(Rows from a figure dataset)
= = = = = = =
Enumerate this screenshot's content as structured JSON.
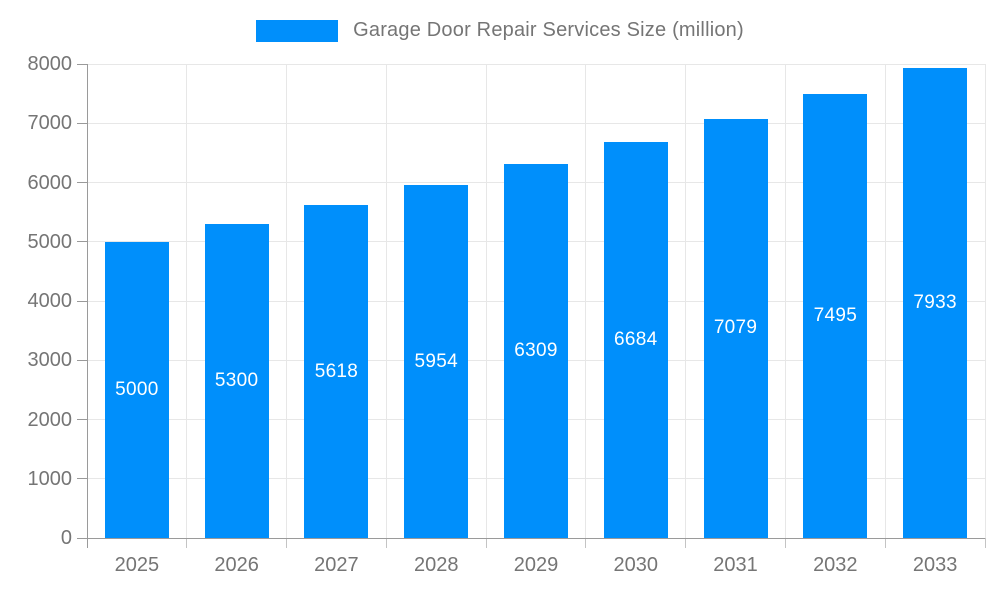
{
  "chart_data": {
    "type": "bar",
    "title": "Garage Door Repair Services Size (million)",
    "categories": [
      "2025",
      "2026",
      "2027",
      "2028",
      "2029",
      "2030",
      "2031",
      "2032",
      "2033"
    ],
    "values": [
      5000,
      5300,
      5618,
      5954,
      6309,
      6684,
      7079,
      7495,
      7933
    ],
    "value_labels": [
      "5000",
      "5300",
      "5618",
      "5954",
      "6309",
      "6684",
      "7079",
      "7495",
      "7933"
    ],
    "xlabel": "",
    "ylabel": "",
    "ylim": [
      0,
      8000
    ],
    "ytick_step": 1000,
    "yticks": [
      0,
      1000,
      2000,
      3000,
      4000,
      5000,
      6000,
      7000,
      8000
    ],
    "grid": true,
    "legend_position": "top-center",
    "legend_entries": [
      "Garage Door Repair Services Size (million)"
    ],
    "colors": {
      "bar": "#008FFB",
      "bar_value_text": "#ffffff",
      "axis_text": "#757575",
      "gridline": "#e7e7e7",
      "axis_line": "#9a9a9a",
      "background": "#ffffff"
    }
  }
}
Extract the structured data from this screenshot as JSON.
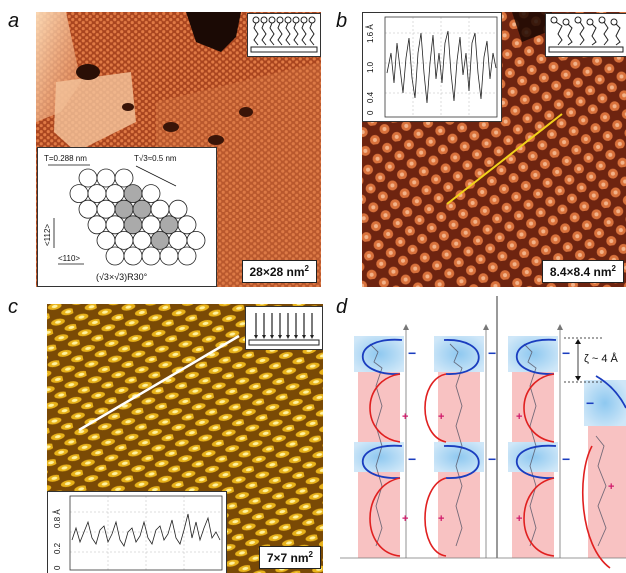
{
  "panels": {
    "a": {
      "label": "a",
      "scale": {
        "num": "28×28 nm",
        "sup": "2"
      },
      "lattice": {
        "t_label": "T=0.288 nm",
        "t3_label": "T√3≈0.5 nm",
        "dir1": "<112>",
        "dir2": "<110>",
        "phase": "(√3×√3)R30°"
      }
    },
    "b": {
      "label": "b",
      "scale": {
        "num": "8.4×8.4 nm",
        "sup": "2"
      },
      "profile_ticks": [
        "0",
        "0.4",
        "1.0",
        "1.6 Å"
      ]
    },
    "c": {
      "label": "c",
      "scale": {
        "num": "7×7 nm",
        "sup": "2"
      },
      "profile_ticks": [
        "0",
        "0.2",
        "0.8 Å"
      ]
    },
    "d": {
      "label": "d",
      "zeta_label": "ζ ~ 4 Å",
      "minus_sign": "−",
      "plus_sign": "+"
    }
  },
  "colors": {
    "stm_orange": "#b8552e",
    "stm_gold": "#c48a12",
    "blue_region": "#a9d4f2",
    "red_region": "#f6b3b3",
    "curve_blue": "#1a3dbf",
    "curve_red": "#e02020",
    "trace_yellow": "#f2d21a"
  }
}
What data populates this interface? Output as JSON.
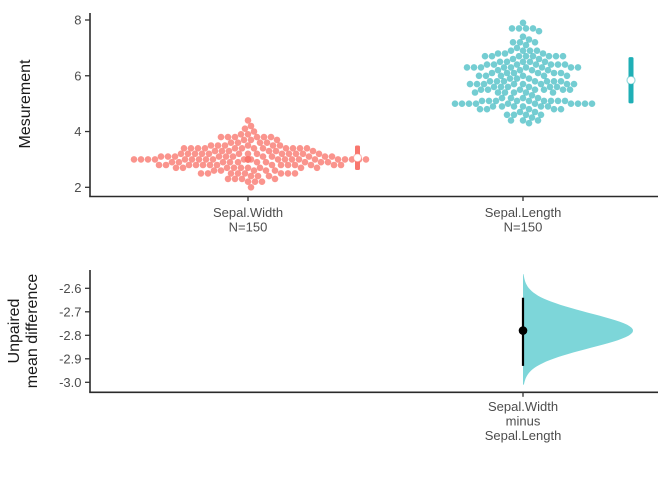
{
  "figure": {
    "background": "#ffffff",
    "axis_color": "#2b2b2b",
    "tick_label_color": "#4d4d4d",
    "title_color": "#1a1a1a"
  },
  "chart_data": [
    {
      "type": "scatter",
      "subtype": "beeswarm-with-gapped-mean-sd-bars",
      "title": "",
      "xlabel": "",
      "ylabel": "Mesurement",
      "yticks": [
        2,
        4,
        6,
        8
      ],
      "ylim": [
        1.7,
        8.3
      ],
      "grid": false,
      "legend": "none",
      "groups": [
        {
          "label": "Sepal.Width",
          "n_label": "N=150",
          "n": 150,
          "color": "#F8766D",
          "mean": 3.06,
          "sd": 0.44,
          "values": [
            3.5,
            3.0,
            3.2,
            3.1,
            3.6,
            3.9,
            3.4,
            3.4,
            2.9,
            3.1,
            3.7,
            3.4,
            3.0,
            3.0,
            4.0,
            4.4,
            3.9,
            3.5,
            3.8,
            3.8,
            3.4,
            3.7,
            3.6,
            3.3,
            3.4,
            3.0,
            3.4,
            3.5,
            3.4,
            3.2,
            3.1,
            3.4,
            4.1,
            4.2,
            3.1,
            3.2,
            3.5,
            3.6,
            3.0,
            3.4,
            3.5,
            2.3,
            3.2,
            3.5,
            3.8,
            3.0,
            3.8,
            3.2,
            3.7,
            3.3,
            3.2,
            3.2,
            3.1,
            2.3,
            2.8,
            2.8,
            3.3,
            2.4,
            2.9,
            2.7,
            2.0,
            3.0,
            2.2,
            2.9,
            2.9,
            3.1,
            3.0,
            2.7,
            2.2,
            2.5,
            3.2,
            2.8,
            2.5,
            2.8,
            2.9,
            3.0,
            2.8,
            3.0,
            2.9,
            2.6,
            2.4,
            2.4,
            2.7,
            2.7,
            3.0,
            3.4,
            3.1,
            2.3,
            3.0,
            2.5,
            2.6,
            3.0,
            2.6,
            2.3,
            2.7,
            3.0,
            2.9,
            2.9,
            2.5,
            2.8,
            3.3,
            2.7,
            3.0,
            2.9,
            3.0,
            3.0,
            2.5,
            2.9,
            2.5,
            3.6,
            3.2,
            2.7,
            3.0,
            2.5,
            2.8,
            3.2,
            3.0,
            3.8,
            2.6,
            2.2,
            3.2,
            2.8,
            2.8,
            2.7,
            3.3,
            3.2,
            2.8,
            3.0,
            2.8,
            3.0,
            2.8,
            3.8,
            2.8,
            2.8,
            2.6,
            3.0,
            3.4,
            3.1,
            3.0,
            3.1,
            3.1,
            3.1,
            2.7,
            3.2,
            3.3,
            3.0,
            2.5,
            3.0,
            3.4,
            3.0
          ]
        },
        {
          "label": "Sepal.Length",
          "n_label": "N=150",
          "n": 150,
          "color": "#1FAFB6",
          "mean": 5.84,
          "sd": 0.83,
          "values": [
            5.1,
            4.9,
            4.7,
            4.6,
            5.0,
            5.4,
            4.6,
            5.0,
            4.4,
            4.9,
            5.4,
            4.8,
            4.8,
            4.3,
            5.8,
            5.7,
            5.4,
            5.1,
            5.7,
            5.1,
            5.4,
            5.1,
            4.6,
            5.1,
            4.8,
            5.0,
            5.0,
            5.2,
            5.2,
            4.7,
            4.8,
            5.4,
            5.2,
            5.5,
            4.9,
            5.0,
            5.5,
            4.9,
            4.4,
            5.1,
            5.0,
            4.5,
            4.4,
            5.0,
            5.1,
            4.8,
            5.1,
            4.6,
            5.3,
            5.0,
            7.0,
            6.4,
            6.9,
            5.5,
            6.5,
            5.7,
            6.3,
            4.9,
            6.6,
            5.2,
            5.0,
            5.9,
            6.0,
            6.1,
            5.6,
            6.7,
            5.6,
            5.8,
            6.2,
            5.6,
            5.9,
            6.1,
            6.3,
            6.1,
            6.4,
            6.6,
            6.8,
            6.7,
            6.0,
            5.7,
            5.5,
            5.5,
            5.8,
            6.0,
            5.4,
            6.0,
            6.7,
            6.3,
            5.6,
            5.5,
            5.5,
            6.1,
            5.8,
            5.0,
            5.6,
            5.7,
            5.7,
            6.2,
            5.1,
            5.7,
            6.3,
            5.8,
            7.1,
            6.3,
            6.5,
            7.6,
            4.9,
            7.3,
            6.7,
            7.2,
            6.5,
            6.4,
            6.8,
            5.7,
            5.8,
            6.4,
            6.5,
            7.7,
            7.7,
            6.0,
            6.9,
            5.6,
            7.7,
            6.3,
            6.7,
            7.2,
            6.2,
            6.1,
            6.4,
            7.2,
            7.4,
            7.9,
            6.4,
            6.3,
            6.1,
            7.7,
            6.3,
            6.4,
            6.0,
            6.9,
            6.7,
            6.9,
            5.8,
            6.8,
            6.7,
            6.7,
            6.3,
            6.5,
            6.2,
            5.9
          ]
        }
      ]
    },
    {
      "type": "area",
      "subtype": "half-violin-bootstrap-difference",
      "title": "",
      "ylabel_lines": [
        "Unpaired",
        "mean difference"
      ],
      "yticks": [
        -2.6,
        -2.7,
        -2.8,
        -2.9,
        -3.0
      ],
      "ylim": [
        -3.05,
        -2.52
      ],
      "grid": false,
      "xlabel_lines": [
        "Sepal.Width",
        "minus",
        "Sepal.Length"
      ],
      "effect": {
        "comparison": "Sepal.Width minus Sepal.Length",
        "mean_difference": -2.78,
        "ci_low": -2.93,
        "ci_high": -2.64,
        "violin_low": -3.01,
        "violin_high": -2.54,
        "violin_color": "#7DD6D9",
        "marker_color": "#000000"
      }
    }
  ]
}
= = = = = = =
__TASK__
Select, from the listing, all lines that include the word "Width".

__RESULT OF THE TASK__
          "label": "Sepal.Width",
        "Sepal.Width",
        "comparison": "Sepal.Width minus Sepal.Length",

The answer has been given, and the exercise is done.